■ **Stored dataset items**
################
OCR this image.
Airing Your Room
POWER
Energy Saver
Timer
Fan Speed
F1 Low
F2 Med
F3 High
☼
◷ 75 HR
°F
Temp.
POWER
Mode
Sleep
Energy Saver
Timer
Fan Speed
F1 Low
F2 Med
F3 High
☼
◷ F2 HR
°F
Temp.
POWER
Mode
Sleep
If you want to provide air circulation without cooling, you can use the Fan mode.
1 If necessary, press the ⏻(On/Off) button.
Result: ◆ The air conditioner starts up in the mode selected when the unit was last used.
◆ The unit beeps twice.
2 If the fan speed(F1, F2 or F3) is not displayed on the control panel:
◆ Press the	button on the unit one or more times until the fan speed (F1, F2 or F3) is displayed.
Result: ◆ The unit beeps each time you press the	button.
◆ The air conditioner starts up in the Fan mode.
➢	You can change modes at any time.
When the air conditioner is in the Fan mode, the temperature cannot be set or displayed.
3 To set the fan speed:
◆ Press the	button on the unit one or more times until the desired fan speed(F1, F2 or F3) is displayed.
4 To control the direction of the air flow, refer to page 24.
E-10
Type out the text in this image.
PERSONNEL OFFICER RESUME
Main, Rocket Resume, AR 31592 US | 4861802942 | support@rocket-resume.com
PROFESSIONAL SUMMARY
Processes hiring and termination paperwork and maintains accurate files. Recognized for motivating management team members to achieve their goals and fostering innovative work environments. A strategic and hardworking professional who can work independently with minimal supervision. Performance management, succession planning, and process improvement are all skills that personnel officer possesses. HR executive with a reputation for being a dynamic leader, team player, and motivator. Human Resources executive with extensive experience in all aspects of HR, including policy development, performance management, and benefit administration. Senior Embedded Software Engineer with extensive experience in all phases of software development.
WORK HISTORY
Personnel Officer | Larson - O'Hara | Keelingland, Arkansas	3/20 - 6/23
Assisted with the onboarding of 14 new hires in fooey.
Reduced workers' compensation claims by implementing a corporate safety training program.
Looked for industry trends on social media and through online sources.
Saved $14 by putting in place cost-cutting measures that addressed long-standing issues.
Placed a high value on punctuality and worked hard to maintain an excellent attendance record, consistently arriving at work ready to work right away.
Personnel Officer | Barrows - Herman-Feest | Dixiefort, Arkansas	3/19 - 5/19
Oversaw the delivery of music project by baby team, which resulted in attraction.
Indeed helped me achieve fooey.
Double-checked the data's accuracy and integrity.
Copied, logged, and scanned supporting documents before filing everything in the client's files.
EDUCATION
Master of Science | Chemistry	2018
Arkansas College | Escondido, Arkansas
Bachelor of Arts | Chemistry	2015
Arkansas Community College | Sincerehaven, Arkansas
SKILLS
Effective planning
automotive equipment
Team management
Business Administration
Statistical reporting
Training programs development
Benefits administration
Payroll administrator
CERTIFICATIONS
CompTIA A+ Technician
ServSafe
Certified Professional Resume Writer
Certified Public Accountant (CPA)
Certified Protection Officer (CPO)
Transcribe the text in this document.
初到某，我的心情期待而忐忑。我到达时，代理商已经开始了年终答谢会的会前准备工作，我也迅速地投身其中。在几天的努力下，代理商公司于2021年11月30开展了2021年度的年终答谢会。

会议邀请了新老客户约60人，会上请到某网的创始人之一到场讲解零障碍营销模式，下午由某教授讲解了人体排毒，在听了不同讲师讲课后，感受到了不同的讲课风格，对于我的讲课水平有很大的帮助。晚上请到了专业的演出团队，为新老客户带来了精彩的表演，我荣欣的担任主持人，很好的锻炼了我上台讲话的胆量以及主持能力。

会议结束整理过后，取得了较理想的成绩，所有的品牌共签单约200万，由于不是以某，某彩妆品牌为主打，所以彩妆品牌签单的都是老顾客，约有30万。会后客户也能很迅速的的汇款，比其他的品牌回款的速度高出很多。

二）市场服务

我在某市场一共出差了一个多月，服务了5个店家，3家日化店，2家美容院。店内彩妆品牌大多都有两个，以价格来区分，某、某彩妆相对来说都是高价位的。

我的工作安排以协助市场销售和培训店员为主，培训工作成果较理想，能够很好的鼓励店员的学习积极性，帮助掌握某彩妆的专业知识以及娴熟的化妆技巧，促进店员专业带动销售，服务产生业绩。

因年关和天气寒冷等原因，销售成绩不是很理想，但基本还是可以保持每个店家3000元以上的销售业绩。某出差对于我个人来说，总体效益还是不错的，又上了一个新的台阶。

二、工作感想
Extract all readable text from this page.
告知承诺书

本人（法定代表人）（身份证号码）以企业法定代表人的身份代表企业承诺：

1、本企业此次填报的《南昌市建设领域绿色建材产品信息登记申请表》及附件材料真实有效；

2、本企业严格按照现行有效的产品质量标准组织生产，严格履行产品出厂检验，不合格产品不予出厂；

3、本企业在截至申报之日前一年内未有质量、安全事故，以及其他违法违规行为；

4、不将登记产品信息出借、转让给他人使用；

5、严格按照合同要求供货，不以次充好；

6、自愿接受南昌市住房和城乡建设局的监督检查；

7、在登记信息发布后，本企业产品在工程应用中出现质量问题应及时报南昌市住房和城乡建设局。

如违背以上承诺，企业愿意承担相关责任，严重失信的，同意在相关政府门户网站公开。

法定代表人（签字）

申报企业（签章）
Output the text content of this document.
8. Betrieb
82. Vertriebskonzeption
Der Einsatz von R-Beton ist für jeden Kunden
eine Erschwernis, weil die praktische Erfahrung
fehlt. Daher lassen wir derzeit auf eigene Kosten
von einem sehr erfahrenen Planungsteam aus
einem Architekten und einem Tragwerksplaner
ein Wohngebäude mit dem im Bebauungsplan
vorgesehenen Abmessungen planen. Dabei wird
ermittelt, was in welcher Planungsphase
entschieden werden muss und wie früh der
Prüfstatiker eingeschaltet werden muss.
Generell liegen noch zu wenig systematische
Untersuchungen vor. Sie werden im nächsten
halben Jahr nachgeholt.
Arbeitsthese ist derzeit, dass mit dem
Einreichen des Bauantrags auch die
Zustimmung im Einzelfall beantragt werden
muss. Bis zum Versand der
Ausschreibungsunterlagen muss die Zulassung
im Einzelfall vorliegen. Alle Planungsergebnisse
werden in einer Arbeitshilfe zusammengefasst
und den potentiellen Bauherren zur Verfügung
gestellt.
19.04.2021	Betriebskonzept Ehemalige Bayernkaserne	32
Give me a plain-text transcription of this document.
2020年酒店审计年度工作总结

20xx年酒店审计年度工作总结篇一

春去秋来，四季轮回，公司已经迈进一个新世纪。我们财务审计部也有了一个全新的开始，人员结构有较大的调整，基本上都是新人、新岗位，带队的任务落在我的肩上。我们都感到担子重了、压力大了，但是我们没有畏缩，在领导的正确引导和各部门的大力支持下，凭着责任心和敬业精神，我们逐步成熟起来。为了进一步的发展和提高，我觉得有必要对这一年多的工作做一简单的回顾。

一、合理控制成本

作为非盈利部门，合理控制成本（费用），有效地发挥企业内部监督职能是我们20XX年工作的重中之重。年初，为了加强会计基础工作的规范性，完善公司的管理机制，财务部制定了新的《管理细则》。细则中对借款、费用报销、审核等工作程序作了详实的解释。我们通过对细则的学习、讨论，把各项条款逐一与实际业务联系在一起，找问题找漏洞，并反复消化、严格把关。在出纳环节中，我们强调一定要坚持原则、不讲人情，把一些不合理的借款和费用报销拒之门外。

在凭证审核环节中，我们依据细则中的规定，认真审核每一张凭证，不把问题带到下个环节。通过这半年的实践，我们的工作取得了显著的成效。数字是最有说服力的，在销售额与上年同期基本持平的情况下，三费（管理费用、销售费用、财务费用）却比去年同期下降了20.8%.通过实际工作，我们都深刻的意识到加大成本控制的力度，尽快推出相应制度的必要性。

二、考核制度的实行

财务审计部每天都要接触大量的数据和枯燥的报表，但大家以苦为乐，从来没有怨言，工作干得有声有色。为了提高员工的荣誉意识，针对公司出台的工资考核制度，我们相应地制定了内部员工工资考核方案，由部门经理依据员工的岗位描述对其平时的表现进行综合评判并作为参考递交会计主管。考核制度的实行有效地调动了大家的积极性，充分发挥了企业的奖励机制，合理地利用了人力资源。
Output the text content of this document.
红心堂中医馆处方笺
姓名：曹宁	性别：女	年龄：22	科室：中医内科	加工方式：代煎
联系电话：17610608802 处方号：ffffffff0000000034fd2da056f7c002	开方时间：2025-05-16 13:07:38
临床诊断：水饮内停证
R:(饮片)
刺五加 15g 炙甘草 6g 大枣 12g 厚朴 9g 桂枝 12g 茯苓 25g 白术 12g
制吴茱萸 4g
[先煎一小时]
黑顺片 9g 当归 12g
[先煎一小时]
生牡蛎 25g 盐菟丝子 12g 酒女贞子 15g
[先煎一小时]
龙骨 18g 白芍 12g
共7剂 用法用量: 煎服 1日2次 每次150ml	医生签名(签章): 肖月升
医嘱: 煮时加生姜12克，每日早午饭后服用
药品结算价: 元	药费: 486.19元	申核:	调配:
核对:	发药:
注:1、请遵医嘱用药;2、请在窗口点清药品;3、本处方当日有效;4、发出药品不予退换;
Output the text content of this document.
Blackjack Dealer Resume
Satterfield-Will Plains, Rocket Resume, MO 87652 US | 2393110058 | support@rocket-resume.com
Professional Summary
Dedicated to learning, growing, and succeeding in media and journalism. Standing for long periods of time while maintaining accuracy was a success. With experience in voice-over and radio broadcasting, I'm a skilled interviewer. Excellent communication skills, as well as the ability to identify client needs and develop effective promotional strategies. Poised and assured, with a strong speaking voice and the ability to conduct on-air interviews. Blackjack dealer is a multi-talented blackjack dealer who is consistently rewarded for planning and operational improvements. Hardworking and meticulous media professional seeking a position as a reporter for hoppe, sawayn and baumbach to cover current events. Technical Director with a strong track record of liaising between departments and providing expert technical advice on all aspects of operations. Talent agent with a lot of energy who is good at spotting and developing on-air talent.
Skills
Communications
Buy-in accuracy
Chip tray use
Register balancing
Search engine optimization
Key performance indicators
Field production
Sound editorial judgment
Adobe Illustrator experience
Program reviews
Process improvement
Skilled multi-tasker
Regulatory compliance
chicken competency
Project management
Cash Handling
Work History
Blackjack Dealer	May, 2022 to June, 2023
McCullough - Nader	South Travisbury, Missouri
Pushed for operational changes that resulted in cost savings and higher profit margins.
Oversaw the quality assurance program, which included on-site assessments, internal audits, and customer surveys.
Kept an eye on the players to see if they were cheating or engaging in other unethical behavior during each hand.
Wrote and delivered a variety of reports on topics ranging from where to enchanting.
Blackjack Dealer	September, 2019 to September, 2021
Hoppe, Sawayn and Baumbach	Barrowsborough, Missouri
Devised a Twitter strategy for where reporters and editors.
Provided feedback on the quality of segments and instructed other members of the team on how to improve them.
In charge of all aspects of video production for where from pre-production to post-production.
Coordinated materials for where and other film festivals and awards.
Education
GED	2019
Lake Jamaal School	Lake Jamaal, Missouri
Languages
################
■ **Written task**
How many lines in the listing contain "where"? Answer with the number alone.

■ **Task response**
4